Figure record extracts
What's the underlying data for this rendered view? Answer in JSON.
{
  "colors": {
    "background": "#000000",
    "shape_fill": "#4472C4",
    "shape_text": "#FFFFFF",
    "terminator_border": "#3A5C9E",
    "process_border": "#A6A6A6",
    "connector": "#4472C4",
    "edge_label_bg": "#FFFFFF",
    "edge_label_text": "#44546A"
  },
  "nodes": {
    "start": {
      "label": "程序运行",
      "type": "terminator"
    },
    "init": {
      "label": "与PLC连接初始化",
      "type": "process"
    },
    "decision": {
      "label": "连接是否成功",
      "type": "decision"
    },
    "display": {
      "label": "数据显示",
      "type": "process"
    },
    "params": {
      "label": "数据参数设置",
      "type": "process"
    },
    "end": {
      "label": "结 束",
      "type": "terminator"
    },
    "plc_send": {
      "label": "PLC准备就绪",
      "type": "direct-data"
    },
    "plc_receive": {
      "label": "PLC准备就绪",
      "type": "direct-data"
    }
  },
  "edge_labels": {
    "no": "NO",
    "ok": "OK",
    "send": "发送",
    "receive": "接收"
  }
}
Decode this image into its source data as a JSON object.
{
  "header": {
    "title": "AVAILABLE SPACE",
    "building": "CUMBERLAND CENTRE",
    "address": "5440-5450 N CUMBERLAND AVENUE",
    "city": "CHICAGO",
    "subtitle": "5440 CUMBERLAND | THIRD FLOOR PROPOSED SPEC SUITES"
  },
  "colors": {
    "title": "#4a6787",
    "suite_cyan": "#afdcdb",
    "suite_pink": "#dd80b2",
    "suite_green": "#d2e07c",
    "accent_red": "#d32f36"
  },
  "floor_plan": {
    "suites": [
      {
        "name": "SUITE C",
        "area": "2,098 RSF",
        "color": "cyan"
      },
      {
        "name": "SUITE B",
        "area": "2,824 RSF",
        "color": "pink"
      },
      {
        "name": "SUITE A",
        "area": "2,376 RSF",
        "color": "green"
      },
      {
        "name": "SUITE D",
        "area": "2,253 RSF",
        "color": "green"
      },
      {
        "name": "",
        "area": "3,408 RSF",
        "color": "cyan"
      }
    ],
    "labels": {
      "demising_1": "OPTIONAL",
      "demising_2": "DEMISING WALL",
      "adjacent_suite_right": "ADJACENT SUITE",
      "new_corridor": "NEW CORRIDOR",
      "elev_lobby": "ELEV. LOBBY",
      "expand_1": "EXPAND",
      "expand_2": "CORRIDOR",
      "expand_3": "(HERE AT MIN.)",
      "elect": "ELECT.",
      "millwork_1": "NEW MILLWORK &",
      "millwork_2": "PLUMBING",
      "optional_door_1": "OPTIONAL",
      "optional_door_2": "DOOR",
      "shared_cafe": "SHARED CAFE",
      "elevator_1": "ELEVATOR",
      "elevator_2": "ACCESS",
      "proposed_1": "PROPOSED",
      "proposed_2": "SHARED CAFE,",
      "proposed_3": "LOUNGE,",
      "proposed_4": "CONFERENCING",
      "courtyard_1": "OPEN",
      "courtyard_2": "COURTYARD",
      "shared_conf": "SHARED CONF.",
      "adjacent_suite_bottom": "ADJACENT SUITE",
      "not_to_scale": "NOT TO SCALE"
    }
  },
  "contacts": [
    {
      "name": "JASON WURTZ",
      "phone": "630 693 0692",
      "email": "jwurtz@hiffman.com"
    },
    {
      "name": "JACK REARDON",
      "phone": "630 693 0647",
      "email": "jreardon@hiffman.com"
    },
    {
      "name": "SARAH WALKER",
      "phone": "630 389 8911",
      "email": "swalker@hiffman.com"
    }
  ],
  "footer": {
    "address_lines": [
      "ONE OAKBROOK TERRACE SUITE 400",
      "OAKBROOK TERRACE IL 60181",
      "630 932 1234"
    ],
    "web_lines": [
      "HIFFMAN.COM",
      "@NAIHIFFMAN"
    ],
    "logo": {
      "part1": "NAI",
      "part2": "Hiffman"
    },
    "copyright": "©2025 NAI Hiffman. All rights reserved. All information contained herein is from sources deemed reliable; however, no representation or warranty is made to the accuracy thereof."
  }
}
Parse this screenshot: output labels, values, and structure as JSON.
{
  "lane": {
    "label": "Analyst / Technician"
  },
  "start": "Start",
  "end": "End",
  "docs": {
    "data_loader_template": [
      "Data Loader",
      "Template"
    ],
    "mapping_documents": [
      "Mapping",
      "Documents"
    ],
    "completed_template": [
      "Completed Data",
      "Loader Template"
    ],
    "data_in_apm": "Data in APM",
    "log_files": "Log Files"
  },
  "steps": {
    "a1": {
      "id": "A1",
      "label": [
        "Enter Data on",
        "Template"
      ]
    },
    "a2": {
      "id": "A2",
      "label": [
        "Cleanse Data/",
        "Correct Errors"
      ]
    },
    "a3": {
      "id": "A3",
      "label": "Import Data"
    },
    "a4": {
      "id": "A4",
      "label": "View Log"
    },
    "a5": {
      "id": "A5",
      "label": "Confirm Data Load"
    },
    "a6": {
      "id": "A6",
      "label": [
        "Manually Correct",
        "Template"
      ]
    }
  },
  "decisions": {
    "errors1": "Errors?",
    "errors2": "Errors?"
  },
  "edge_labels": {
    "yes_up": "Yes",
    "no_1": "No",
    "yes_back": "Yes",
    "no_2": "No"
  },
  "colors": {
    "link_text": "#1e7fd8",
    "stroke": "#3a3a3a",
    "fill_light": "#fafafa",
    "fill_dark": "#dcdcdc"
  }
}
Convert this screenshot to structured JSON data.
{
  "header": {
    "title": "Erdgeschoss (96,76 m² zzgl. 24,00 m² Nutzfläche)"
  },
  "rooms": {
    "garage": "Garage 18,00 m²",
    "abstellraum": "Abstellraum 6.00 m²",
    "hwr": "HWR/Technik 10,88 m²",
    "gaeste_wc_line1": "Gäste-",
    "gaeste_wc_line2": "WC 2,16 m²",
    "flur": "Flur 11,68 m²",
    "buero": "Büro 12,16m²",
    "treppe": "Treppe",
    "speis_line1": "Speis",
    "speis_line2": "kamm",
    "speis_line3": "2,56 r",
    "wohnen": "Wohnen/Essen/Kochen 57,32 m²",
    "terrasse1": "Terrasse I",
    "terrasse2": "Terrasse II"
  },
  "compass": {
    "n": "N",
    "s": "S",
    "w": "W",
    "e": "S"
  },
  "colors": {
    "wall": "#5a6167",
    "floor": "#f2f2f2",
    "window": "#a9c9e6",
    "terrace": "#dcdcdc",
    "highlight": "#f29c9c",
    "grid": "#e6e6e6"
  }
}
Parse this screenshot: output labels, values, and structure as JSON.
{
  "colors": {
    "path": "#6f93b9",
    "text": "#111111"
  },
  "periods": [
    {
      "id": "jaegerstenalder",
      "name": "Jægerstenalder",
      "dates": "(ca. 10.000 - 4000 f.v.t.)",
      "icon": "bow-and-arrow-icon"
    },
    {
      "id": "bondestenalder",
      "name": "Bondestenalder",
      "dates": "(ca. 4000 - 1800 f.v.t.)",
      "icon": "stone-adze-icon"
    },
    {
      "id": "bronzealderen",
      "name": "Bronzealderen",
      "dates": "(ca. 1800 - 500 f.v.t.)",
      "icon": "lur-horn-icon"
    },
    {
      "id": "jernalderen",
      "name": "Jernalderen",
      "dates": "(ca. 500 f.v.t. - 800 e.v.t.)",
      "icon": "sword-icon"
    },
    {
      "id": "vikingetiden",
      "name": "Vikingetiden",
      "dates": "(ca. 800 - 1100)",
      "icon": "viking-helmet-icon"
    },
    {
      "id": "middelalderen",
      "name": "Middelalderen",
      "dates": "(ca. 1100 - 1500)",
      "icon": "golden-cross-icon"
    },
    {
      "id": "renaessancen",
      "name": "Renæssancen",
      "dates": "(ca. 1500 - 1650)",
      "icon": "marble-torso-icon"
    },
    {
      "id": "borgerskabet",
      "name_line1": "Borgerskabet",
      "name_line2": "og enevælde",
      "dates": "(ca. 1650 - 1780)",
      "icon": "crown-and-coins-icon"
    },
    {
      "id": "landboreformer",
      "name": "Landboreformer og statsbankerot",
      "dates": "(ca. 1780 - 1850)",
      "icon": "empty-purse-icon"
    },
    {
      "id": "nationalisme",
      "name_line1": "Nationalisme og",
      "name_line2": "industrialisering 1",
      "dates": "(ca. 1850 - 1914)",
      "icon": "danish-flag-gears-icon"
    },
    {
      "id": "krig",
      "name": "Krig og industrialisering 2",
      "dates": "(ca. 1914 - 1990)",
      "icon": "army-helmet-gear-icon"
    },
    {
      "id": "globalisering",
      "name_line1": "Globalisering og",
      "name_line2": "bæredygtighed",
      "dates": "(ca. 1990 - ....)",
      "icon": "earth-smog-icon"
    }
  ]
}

Stated exercise: In the lines above, locate the string "email". Copy every line where it occurs.

The response:
      "email": "jwurtz@hiffman.com"
      "email": "jreardon@hiffman.com"
      "email": "swalker@hiffman.com"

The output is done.